Requirements: Omitting all pictures, copy word for word the lines from the line containing "Parse this screenshot: output" through the final line of the entries.

Source material:
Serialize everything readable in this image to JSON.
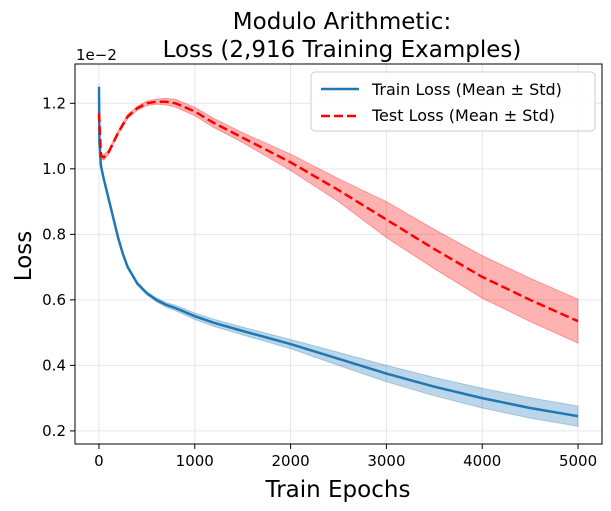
{
  "chart_data": {
    "type": "line",
    "title_lines": [
      "Modulo Arithmetic:",
      "Loss (2,916 Training Examples)"
    ],
    "xlabel": "Train Epochs",
    "ylabel": "Loss",
    "y_offset_label": "1e−2",
    "xlim": [
      -250,
      5250
    ],
    "ylim": [
      0.16,
      1.32
    ],
    "x_ticks": [
      0,
      1000,
      2000,
      3000,
      4000,
      5000
    ],
    "x_tick_labels": [
      "0",
      "1000",
      "2000",
      "3000",
      "4000",
      "5000"
    ],
    "y_ticks": [
      0.2,
      0.4,
      0.6,
      0.8,
      1.0,
      1.2
    ],
    "y_tick_labels": [
      "0.2",
      "0.4",
      "0.6",
      "0.8",
      "1.0",
      "1.2"
    ],
    "grid": true,
    "legend_position": "top-right",
    "series": [
      {
        "name": "Train Loss (Mean ± Std)",
        "color": "#1f77b4",
        "band_color": "#1f77b4",
        "style": "solid",
        "x": [
          0,
          5,
          20,
          50,
          100,
          150,
          200,
          250,
          300,
          400,
          500,
          600,
          700,
          800,
          1000,
          1200,
          1500,
          2000,
          2500,
          3000,
          3500,
          4000,
          4500,
          5000
        ],
        "mean": [
          1.25,
          1.08,
          1.01,
          0.97,
          0.91,
          0.85,
          0.79,
          0.74,
          0.7,
          0.65,
          0.62,
          0.6,
          0.585,
          0.575,
          0.55,
          0.53,
          0.505,
          0.465,
          0.42,
          0.375,
          0.335,
          0.3,
          0.27,
          0.245
        ],
        "std": [
          0.01,
          0.01,
          0.008,
          0.006,
          0.005,
          0.005,
          0.005,
          0.005,
          0.005,
          0.005,
          0.005,
          0.006,
          0.007,
          0.008,
          0.01,
          0.011,
          0.012,
          0.014,
          0.02,
          0.025,
          0.028,
          0.03,
          0.031,
          0.031
        ]
      },
      {
        "name": "Test Loss (Mean ± Std)",
        "color": "#ff0000",
        "band_color": "#ff0000",
        "style": "dashed",
        "x": [
          0,
          20,
          50,
          100,
          200,
          300,
          400,
          500,
          600,
          700,
          800,
          1000,
          1200,
          1500,
          2000,
          2500,
          3000,
          3500,
          4000,
          4500,
          5000
        ],
        "mean": [
          1.17,
          1.04,
          1.035,
          1.05,
          1.11,
          1.16,
          1.185,
          1.2,
          1.205,
          1.205,
          1.2,
          1.175,
          1.14,
          1.095,
          1.02,
          0.935,
          0.845,
          0.755,
          0.67,
          0.6,
          0.535
        ],
        "std": [
          0.012,
          0.01,
          0.008,
          0.007,
          0.006,
          0.006,
          0.006,
          0.007,
          0.008,
          0.01,
          0.012,
          0.013,
          0.014,
          0.015,
          0.025,
          0.035,
          0.055,
          0.06,
          0.065,
          0.066,
          0.067
        ]
      }
    ]
  }
}
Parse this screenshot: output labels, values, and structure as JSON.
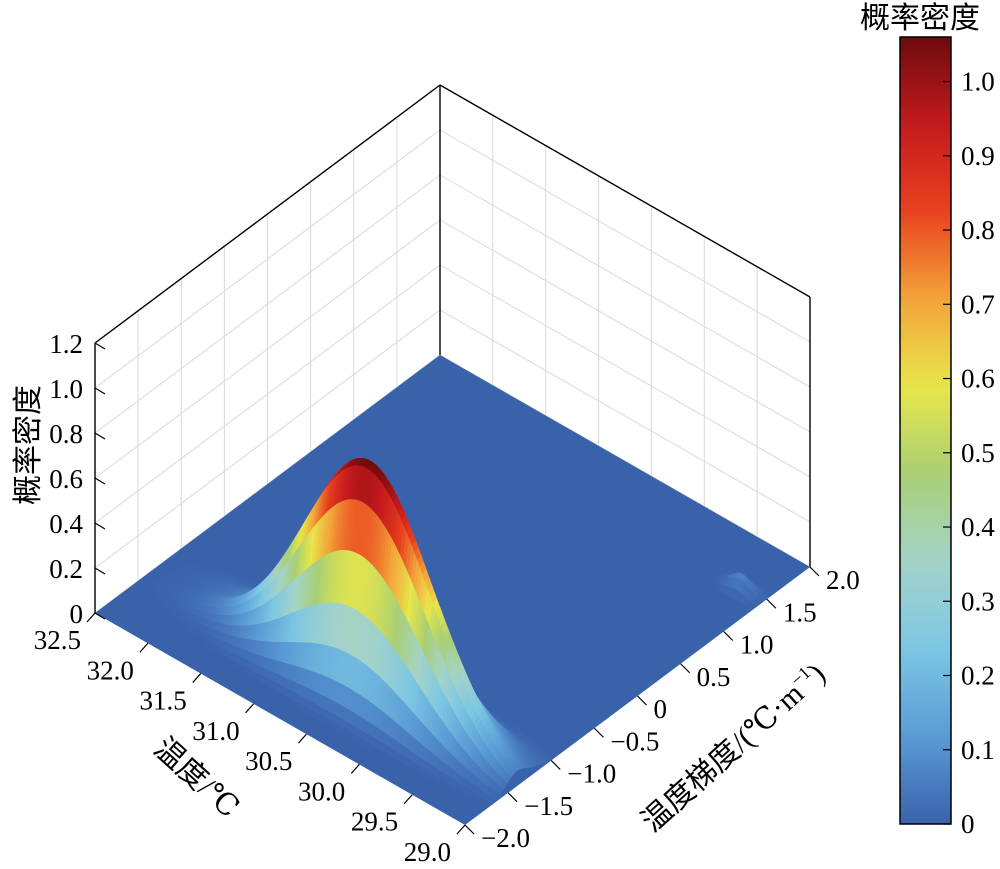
{
  "chart_data": {
    "type": "surface3d",
    "zlabel": "概率密度",
    "xlabel": "温度/℃",
    "ylabel": "温度梯度/(℃·m",
    "ylabel_sup": "−1",
    "ylabel_close": ")",
    "colorbar_label": "概率密度",
    "x_ticks": [
      "32.5",
      "32.0",
      "31.5",
      "31.0",
      "30.5",
      "30.0",
      "29.5",
      "29.0"
    ],
    "x_range": [
      29.0,
      32.5
    ],
    "y_ticks": [
      "−2.0",
      "−1.5",
      "−1.0",
      "−0.5",
      "0",
      "0.5",
      "1.0",
      "1.5",
      "2.0"
    ],
    "y_range": [
      -2.0,
      2.0
    ],
    "z_ticks": [
      "0",
      "0.2",
      "0.4",
      "0.6",
      "0.8",
      "1.0",
      "1.2"
    ],
    "z_range": [
      0,
      1.2
    ],
    "colorbar_ticks": [
      "0",
      "0.1",
      "0.2",
      "0.3",
      "0.4",
      "0.5",
      "0.6",
      "0.7",
      "0.8",
      "0.9",
      "1.0"
    ],
    "colorbar_range": [
      0,
      1.06
    ],
    "colormap": [
      "#3a62ab",
      "#5a9bd5",
      "#7cc7e4",
      "#a4d3c8",
      "#a9cf74",
      "#e8e64a",
      "#f3a43a",
      "#e8421f",
      "#c41a1e",
      "#6e0b0c"
    ],
    "peaks": [
      {
        "x_temperature": 30.4,
        "y_gradient": -1.4,
        "density": 1.05,
        "temperature_sigma": 0.6,
        "gradient_sigma": 0.12
      },
      {
        "x_temperature": 30.5,
        "y_gradient": -1.15,
        "density": 0.4,
        "temperature_sigma": 0.6,
        "gradient_sigma": 0.1
      },
      {
        "x_temperature": 29.2,
        "y_gradient": 1.45,
        "density": 0.07,
        "temperature_sigma": 0.1,
        "gradient_sigma": 0.05
      }
    ],
    "grid": true,
    "colorbar": "right"
  }
}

Full solution:
Parse this screenshot: output labels, values, and structure as JSON.
{
  "chart_data": {
    "type": "surface3d",
    "zlabel": "概率密度",
    "xlabel": "温度/℃",
    "ylabel": "温度梯度/(℃·m",
    "ylabel_sup": "−1",
    "ylabel_close": ")",
    "colorbar_label": "概率密度",
    "x_ticks": [
      "32.5",
      "32.0",
      "31.5",
      "31.0",
      "30.5",
      "30.0",
      "29.5",
      "29.0"
    ],
    "x_range": [
      29.0,
      32.5
    ],
    "y_ticks": [
      "−2.0",
      "−1.5",
      "−1.0",
      "−0.5",
      "0",
      "0.5",
      "1.0",
      "1.5",
      "2.0"
    ],
    "y_range": [
      -2.0,
      2.0
    ],
    "z_ticks": [
      "0",
      "0.2",
      "0.4",
      "0.6",
      "0.8",
      "1.0",
      "1.2"
    ],
    "z_range": [
      0,
      1.2
    ],
    "colorbar_ticks": [
      "0",
      "0.1",
      "0.2",
      "0.3",
      "0.4",
      "0.5",
      "0.6",
      "0.7",
      "0.8",
      "0.9",
      "1.0"
    ],
    "colorbar_range": [
      0,
      1.06
    ],
    "colormap": [
      "#3a62ab",
      "#5a9bd5",
      "#7cc7e4",
      "#a4d3c8",
      "#a9cf74",
      "#e8e64a",
      "#f3a43a",
      "#e8421f",
      "#c41a1e",
      "#6e0b0c"
    ],
    "peaks": [
      {
        "x_temperature": 30.4,
        "y_gradient": -1.4,
        "density": 1.05,
        "temperature_sigma": 0.6,
        "gradient_sigma": 0.12
      },
      {
        "x_temperature": 30.5,
        "y_gradient": -1.15,
        "density": 0.4,
        "temperature_sigma": 0.6,
        "gradient_sigma": 0.1
      },
      {
        "x_temperature": 29.2,
        "y_gradient": 1.45,
        "density": 0.07,
        "temperature_sigma": 0.1,
        "gradient_sigma": 0.05
      }
    ],
    "grid": true,
    "colorbar": "right"
  }
}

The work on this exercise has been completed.